● What the task requires
Below are records. Copy every line with "keypad" in it.

● The records
>> begin
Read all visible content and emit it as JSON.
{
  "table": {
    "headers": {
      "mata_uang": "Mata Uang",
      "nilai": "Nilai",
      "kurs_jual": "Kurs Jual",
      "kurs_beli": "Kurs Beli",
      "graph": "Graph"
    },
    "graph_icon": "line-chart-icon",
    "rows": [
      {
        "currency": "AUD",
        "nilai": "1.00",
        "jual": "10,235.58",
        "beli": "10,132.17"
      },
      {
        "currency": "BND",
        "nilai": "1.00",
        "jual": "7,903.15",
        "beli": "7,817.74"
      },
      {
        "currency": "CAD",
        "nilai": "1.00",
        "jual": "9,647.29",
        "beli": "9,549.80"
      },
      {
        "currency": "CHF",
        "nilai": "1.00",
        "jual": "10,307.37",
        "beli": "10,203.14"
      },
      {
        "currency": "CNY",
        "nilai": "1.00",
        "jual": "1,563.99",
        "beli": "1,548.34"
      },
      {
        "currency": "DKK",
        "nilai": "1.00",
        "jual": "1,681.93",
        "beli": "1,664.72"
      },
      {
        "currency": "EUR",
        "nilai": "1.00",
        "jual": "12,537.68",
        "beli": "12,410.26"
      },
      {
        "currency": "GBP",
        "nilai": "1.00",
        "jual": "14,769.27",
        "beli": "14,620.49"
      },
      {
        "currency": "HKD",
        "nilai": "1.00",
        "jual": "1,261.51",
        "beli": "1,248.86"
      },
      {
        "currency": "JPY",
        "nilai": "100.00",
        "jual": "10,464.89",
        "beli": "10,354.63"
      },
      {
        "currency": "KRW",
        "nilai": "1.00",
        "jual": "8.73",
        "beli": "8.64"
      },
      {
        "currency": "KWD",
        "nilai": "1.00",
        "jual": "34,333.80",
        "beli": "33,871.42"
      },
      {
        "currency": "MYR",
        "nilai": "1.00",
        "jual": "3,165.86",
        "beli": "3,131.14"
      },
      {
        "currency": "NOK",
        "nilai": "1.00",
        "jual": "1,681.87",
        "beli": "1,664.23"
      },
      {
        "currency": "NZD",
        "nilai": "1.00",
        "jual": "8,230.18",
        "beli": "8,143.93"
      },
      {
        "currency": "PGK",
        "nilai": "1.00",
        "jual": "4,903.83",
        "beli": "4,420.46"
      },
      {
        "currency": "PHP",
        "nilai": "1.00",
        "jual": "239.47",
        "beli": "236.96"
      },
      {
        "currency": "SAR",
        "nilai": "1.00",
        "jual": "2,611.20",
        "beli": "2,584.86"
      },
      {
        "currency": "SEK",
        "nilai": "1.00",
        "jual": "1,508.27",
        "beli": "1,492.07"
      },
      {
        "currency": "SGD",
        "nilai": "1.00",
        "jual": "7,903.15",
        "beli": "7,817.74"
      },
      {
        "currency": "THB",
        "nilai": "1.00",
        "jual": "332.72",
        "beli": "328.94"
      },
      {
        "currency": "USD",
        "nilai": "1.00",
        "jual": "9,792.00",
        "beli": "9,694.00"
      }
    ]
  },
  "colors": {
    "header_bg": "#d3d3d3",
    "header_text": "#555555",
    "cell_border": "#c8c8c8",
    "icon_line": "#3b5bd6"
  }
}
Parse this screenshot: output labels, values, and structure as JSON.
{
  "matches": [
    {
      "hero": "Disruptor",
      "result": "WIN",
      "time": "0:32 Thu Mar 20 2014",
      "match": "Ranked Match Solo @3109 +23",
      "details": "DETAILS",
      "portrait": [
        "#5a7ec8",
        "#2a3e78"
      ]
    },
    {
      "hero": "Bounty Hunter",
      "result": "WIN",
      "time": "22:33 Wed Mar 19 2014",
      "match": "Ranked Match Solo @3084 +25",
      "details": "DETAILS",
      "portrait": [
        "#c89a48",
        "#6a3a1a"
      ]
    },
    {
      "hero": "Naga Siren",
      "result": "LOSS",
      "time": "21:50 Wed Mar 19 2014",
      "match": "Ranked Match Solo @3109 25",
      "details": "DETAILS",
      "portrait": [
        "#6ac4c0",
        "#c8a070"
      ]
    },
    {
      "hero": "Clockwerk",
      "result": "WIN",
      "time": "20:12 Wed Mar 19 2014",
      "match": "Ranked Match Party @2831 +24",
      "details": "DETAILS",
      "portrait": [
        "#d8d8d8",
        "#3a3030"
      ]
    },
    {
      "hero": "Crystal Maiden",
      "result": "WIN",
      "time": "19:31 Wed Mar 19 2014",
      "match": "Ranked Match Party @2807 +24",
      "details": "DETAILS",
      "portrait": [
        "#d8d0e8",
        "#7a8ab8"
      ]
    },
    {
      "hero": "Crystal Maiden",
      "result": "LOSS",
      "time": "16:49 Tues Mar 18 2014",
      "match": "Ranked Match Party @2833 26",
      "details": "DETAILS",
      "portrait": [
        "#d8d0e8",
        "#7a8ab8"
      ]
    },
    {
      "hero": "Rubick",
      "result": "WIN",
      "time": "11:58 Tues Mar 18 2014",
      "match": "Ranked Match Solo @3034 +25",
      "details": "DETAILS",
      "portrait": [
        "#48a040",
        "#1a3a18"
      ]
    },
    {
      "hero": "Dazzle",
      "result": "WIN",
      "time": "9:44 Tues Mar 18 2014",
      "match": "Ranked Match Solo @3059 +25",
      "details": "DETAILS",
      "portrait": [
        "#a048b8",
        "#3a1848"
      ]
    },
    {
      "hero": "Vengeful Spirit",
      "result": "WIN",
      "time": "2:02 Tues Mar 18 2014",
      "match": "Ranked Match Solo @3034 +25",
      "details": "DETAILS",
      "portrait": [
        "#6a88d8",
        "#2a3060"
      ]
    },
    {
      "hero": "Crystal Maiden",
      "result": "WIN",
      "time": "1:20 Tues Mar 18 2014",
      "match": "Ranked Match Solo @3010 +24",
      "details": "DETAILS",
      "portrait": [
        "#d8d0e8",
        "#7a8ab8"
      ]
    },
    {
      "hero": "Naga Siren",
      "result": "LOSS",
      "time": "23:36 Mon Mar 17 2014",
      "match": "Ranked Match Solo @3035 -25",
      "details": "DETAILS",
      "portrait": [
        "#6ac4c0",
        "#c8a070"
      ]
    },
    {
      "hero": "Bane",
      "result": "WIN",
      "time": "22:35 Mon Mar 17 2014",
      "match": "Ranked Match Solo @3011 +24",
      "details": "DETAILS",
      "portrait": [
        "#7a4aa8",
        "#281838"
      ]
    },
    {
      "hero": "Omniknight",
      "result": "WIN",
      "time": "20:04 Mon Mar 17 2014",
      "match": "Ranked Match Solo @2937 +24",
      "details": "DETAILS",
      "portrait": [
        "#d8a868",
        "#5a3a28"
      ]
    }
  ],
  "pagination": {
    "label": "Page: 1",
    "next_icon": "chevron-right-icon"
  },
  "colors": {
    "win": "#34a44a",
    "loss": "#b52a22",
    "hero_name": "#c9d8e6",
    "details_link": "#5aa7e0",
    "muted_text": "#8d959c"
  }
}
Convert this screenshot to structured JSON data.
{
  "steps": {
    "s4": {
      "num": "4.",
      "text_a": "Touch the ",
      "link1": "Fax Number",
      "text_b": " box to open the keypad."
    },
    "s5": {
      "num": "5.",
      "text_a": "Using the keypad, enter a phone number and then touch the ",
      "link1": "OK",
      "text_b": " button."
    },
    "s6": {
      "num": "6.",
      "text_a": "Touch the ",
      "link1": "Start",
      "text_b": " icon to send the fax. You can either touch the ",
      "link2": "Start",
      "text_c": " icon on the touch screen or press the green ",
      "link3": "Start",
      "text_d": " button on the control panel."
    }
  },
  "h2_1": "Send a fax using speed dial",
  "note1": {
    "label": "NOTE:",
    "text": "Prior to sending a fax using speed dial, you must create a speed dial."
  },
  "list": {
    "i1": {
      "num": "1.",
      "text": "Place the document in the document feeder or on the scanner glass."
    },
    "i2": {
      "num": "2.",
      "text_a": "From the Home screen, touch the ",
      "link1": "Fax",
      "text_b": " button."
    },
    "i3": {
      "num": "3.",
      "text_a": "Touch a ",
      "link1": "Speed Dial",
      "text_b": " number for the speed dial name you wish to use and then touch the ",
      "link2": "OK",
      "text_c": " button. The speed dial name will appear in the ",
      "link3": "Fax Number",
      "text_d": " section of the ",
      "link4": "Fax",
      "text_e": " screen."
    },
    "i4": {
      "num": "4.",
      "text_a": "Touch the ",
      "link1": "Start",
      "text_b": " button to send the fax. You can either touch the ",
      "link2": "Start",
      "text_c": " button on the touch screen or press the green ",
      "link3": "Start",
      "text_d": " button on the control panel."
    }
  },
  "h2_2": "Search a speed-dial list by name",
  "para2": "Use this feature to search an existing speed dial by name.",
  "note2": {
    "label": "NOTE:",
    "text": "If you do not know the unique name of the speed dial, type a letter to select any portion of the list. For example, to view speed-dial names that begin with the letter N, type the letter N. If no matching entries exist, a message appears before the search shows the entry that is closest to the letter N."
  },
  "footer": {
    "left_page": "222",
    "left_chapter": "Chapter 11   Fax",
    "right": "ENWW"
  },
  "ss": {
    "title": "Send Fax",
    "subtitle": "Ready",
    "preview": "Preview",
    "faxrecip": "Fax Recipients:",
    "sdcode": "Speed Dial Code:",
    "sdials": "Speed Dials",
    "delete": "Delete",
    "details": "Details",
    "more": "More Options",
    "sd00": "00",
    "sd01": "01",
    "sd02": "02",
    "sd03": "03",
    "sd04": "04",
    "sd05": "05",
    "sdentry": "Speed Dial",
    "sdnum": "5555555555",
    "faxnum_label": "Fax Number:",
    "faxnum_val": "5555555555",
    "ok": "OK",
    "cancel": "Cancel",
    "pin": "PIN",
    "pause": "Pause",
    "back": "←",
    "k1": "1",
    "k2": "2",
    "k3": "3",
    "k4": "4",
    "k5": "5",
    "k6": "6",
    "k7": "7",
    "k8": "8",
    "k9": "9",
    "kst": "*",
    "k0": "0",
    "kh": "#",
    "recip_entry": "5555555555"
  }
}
>> end
● Full output
      "text_b": " box to open the keypad."
      "text_a": "Using the keypad, enter a phone number and then touch the ",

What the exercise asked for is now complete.